Entries supplied:

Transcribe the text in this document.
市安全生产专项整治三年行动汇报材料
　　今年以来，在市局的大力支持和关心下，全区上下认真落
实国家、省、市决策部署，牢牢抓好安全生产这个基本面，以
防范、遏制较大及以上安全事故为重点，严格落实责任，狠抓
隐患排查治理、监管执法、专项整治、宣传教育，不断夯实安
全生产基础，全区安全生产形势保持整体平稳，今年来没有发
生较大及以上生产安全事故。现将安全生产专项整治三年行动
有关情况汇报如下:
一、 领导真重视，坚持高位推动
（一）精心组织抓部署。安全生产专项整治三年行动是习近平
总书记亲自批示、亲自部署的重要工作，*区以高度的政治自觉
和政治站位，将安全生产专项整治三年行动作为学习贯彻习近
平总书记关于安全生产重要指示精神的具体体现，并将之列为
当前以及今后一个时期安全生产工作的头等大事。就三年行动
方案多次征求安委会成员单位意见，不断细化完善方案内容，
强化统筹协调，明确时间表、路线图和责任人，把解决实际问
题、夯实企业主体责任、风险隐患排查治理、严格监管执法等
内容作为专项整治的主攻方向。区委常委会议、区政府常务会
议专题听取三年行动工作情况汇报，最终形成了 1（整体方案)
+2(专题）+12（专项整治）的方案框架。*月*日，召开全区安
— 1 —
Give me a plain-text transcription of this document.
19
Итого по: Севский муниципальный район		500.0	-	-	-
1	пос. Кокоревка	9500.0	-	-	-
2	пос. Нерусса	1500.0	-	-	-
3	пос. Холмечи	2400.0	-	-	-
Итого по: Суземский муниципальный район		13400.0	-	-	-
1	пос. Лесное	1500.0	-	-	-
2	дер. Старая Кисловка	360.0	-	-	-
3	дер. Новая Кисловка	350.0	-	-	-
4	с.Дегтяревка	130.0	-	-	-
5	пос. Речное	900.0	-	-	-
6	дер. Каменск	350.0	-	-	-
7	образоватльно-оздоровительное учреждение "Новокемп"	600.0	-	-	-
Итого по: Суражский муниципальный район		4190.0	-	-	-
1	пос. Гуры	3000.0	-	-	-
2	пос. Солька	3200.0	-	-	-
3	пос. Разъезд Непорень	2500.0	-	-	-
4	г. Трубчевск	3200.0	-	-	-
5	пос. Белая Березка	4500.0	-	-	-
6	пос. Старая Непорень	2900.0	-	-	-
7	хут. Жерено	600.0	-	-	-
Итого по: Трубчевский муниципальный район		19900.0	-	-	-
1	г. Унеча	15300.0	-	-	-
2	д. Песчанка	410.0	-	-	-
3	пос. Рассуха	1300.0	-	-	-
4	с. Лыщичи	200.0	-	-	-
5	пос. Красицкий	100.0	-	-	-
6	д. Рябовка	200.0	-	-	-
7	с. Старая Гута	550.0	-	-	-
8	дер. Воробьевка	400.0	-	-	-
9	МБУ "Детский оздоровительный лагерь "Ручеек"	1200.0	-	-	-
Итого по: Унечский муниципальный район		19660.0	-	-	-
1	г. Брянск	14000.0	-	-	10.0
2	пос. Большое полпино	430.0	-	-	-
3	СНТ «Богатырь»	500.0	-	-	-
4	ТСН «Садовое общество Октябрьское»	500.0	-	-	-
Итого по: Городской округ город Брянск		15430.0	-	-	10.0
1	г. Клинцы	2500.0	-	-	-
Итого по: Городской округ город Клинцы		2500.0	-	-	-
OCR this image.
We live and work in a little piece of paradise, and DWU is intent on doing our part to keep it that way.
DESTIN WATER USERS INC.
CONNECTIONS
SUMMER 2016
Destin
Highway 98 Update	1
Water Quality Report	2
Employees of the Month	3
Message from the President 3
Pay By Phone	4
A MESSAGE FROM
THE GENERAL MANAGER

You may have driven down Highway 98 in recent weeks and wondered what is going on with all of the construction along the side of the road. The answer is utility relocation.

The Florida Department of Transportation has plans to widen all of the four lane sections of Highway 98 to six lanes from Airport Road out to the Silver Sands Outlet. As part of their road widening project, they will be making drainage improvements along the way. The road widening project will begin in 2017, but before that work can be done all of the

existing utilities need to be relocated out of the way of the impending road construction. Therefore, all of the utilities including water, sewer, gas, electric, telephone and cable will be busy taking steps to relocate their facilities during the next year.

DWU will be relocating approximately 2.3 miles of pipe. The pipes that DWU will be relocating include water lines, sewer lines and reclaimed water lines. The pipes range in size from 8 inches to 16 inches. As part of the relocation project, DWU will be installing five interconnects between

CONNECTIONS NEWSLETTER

Problem description: Every entry above should be retyped exactly as shown.

Completed task:
Transcribe the text in this document.
市安全生产专项整治三年行动汇报材料
　　今年以来，在市局的大力支持和关心下，全区上下认真落
实国家、省、市决策部署，牢牢抓好安全生产这个基本面，以
防范、遏制较大及以上安全事故为重点，严格落实责任，狠抓
隐患排查治理、监管执法、专项整治、宣传教育，不断夯实安
全生产基础，全区安全生产形势保持整体平稳，今年来没有发
生较大及以上生产安全事故。现将安全生产专项整治三年行动
有关情况汇报如下:
一、 领导真重视，坚持高位推动
（一）精心组织抓部署。安全生产专项整治三年行动是习近平
总书记亲自批示、亲自部署的重要工作，*区以高度的政治自觉
和政治站位，将安全生产专项整治三年行动作为学习贯彻习近
平总书记关于安全生产重要指示精神的具体体现，并将之列为
当前以及今后一个时期安全生产工作的头等大事。就三年行动
方案多次征求安委会成员单位意见，不断细化完善方案内容，
强化统筹协调，明确时间表、路线图和责任人，把解决实际问
题、夯实企业主体责任、风险隐患排查治理、严格监管执法等
内容作为专项整治的主攻方向。区委常委会议、区政府常务会
议专题听取三年行动工作情况汇报，最终形成了 1（整体方案)
+2(专题）+12（专项整治）的方案框架。*月*日，召开全区安
— 1 —
Give me a plain-text transcription of this document.
19
Итого по: Севский муниципальный район		500.0	-	-	-
1	пос. Кокоревка	9500.0	-	-	-
2	пос. Нерусса	1500.0	-	-	-
3	пос. Холмечи	2400.0	-	-	-
Итого по: Суземский муниципальный район		13400.0	-	-	-
1	пос. Лесное	1500.0	-	-	-
2	дер. Старая Кисловка	360.0	-	-	-
3	дер. Новая Кисловка	350.0	-	-	-
4	с.Дегтяревка	130.0	-	-	-
5	пос. Речное	900.0	-	-	-
6	дер. Каменск	350.0	-	-	-
7	образоватльно-оздоровительное учреждение "Новокемп"	600.0	-	-	-
Итого по: Суражский муниципальный район		4190.0	-	-	-
1	пос. Гуры	3000.0	-	-	-
2	пос. Солька	3200.0	-	-	-
3	пос. Разъезд Непорень	2500.0	-	-	-
4	г. Трубчевск	3200.0	-	-	-
5	пос. Белая Березка	4500.0	-	-	-
6	пос. Старая Непорень	2900.0	-	-	-
7	хут. Жерено	600.0	-	-	-
Итого по: Трубчевский муниципальный район		19900.0	-	-	-
1	г. Унеча	15300.0	-	-	-
2	д. Песчанка	410.0	-	-	-
3	пос. Рассуха	1300.0	-	-	-
4	с. Лыщичи	200.0	-	-	-
5	пос. Красицкий	100.0	-	-	-
6	д. Рябовка	200.0	-	-	-
7	с. Старая Гута	550.0	-	-	-
8	дер. Воробьевка	400.0	-	-	-
9	МБУ "Детский оздоровительный лагерь "Ручеек"	1200.0	-	-	-
Итого по: Унечский муниципальный район		19660.0	-	-	-
1	г. Брянск	14000.0	-	-	10.0
2	пос. Большое полпино	430.0	-	-	-
3	СНТ «Богатырь»	500.0	-	-	-
4	ТСН «Садовое общество Октябрьское»	500.0	-	-	-
Итого по: Городской округ город Брянск		15430.0	-	-	10.0
1	г. Клинцы	2500.0	-	-	-
Итого по: Городской округ город Клинцы		2500.0	-	-	-
OCR this image.
We live and work in a little piece of paradise, and DWU is intent on doing our part to keep it that way.
DESTIN WATER USERS INC.
CONNECTIONS
SUMMER 2016
Destin
Highway 98 Update	1
Water Quality Report	2
Employees of the Month	3
Message from the President 3
Pay By Phone	4
A MESSAGE FROM
THE GENERAL MANAGER

You may have driven down Highway 98 in recent weeks and wondered what is going on with all of the construction along the side of the road. The answer is utility relocation.

The Florida Department of Transportation has plans to widen all of the four lane sections of Highway 98 to six lanes from Airport Road out to the Silver Sands Outlet. As part of their road widening project, they will be making drainage improvements along the way. The road widening project will begin in 2017, but before that work can be done all of the

existing utilities need to be relocated out of the way of the impending road construction. Therefore, all of the utilities including water, sewer, gas, electric, telephone and cable will be busy taking steps to relocate their facilities during the next year.

DWU will be relocating approximately 2.3 miles of pipe. The pipes that DWU will be relocating include water lines, sewer lines and reclaimed water lines. The pipes range in size from 8 inches to 16 inches. As part of the relocation project, DWU will be installing five interconnects between

CONNECTIONS NEWSLETTER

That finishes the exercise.